--- START Record excerpts ---

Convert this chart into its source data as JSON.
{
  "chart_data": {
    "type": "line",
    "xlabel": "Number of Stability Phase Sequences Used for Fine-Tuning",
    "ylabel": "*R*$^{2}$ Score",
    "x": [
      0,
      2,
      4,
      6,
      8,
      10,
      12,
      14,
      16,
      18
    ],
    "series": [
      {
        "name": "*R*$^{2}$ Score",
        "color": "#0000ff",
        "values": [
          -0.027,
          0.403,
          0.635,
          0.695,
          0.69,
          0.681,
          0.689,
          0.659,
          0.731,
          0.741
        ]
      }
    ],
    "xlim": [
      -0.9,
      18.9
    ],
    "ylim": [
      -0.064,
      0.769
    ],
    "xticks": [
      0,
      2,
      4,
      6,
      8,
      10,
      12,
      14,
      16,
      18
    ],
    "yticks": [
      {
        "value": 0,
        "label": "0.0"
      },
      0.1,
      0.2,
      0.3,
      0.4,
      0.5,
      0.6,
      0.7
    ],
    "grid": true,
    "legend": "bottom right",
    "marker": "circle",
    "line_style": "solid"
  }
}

--- END Record excerpts ---

Exercise:
Nothing may be left out: return each entry exactly as it reads.

Result:
Convert this chart into its source data as JSON.
{
  "chart_data": {
    "type": "line",
    "xlabel": "Number of Stability Phase Sequences Used for Fine-Tuning",
    "ylabel": "*R*$^{2}$ Score",
    "x": [
      0,
      2,
      4,
      6,
      8,
      10,
      12,
      14,
      16,
      18
    ],
    "series": [
      {
        "name": "*R*$^{2}$ Score",
        "color": "#0000ff",
        "values": [
          -0.027,
          0.403,
          0.635,
          0.695,
          0.69,
          0.681,
          0.689,
          0.659,
          0.731,
          0.741
        ]
      }
    ],
    "xlim": [
      -0.9,
      18.9
    ],
    "ylim": [
      -0.064,
      0.769
    ],
    "xticks": [
      0,
      2,
      4,
      6,
      8,
      10,
      12,
      14,
      16,
      18
    ],
    "yticks": [
      {
        "value": 0,
        "label": "0.0"
      },
      0.1,
      0.2,
      0.3,
      0.4,
      0.5,
      0.6,
      0.7
    ],
    "grid": true,
    "legend": "bottom right",
    "marker": "circle",
    "line_style": "solid"
  }
}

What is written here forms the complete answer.